Produce an exact copy of the lines from the line containing "Output the text content of this document." through the last line of the entries below, and only those lines.
--- BEGIN ---
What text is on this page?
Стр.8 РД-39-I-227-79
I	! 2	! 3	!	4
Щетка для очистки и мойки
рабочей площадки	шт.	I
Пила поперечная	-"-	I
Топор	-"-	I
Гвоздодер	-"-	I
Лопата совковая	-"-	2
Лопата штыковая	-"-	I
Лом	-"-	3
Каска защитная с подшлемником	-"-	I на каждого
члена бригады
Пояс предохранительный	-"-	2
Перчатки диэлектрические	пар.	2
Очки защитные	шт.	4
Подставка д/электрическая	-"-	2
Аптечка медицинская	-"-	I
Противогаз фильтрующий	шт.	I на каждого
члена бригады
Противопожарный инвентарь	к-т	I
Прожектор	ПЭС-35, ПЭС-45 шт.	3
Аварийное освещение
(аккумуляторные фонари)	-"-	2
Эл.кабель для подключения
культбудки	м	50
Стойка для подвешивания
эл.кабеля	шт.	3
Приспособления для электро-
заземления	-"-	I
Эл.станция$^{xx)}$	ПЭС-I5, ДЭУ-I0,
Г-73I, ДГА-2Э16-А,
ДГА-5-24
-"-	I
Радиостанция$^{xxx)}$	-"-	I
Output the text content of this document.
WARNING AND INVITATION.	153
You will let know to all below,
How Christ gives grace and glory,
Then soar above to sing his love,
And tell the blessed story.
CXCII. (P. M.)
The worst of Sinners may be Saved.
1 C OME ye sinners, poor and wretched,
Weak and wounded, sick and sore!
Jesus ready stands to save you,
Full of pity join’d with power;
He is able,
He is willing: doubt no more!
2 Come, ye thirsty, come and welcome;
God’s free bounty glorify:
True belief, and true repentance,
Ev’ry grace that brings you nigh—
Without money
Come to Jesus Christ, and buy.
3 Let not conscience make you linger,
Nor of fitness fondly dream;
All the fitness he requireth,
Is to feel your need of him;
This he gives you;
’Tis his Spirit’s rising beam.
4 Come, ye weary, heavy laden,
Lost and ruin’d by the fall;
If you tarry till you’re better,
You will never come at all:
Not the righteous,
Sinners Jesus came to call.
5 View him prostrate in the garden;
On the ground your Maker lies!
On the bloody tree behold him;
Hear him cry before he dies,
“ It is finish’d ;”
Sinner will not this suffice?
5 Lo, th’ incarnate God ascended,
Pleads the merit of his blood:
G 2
--- END ---
(Solution to this task):
Output the text content of this document.
WARNING AND INVITATION.	153
You will let know to all below,
How Christ gives grace and glory,
Then soar above to sing his love,
And tell the blessed story.
CXCII. (P. M.)
The worst of Sinners may be Saved.
1 C OME ye sinners, poor and wretched,
Weak and wounded, sick and sore!
Jesus ready stands to save you,
Full of pity join’d with power;
He is able,
He is willing: doubt no more!
2 Come, ye thirsty, come and welcome;
God’s free bounty glorify:
True belief, and true repentance,
Ev’ry grace that brings you nigh—
Without money
Come to Jesus Christ, and buy.
3 Let not conscience make you linger,
Nor of fitness fondly dream;
All the fitness he requireth,
Is to feel your need of him;
This he gives you;
’Tis his Spirit’s rising beam.
4 Come, ye weary, heavy laden,
Lost and ruin’d by the fall;
If you tarry till you’re better,
You will never come at all:
Not the righteous,
Sinners Jesus came to call.
5 View him prostrate in the garden;
On the ground your Maker lies!
On the bloody tree behold him;
Hear him cry before he dies,
“ It is finish’d ;”
Sinner will not this suffice?
5 Lo, th’ incarnate God ascended,
Pleads the merit of his blood:
G 2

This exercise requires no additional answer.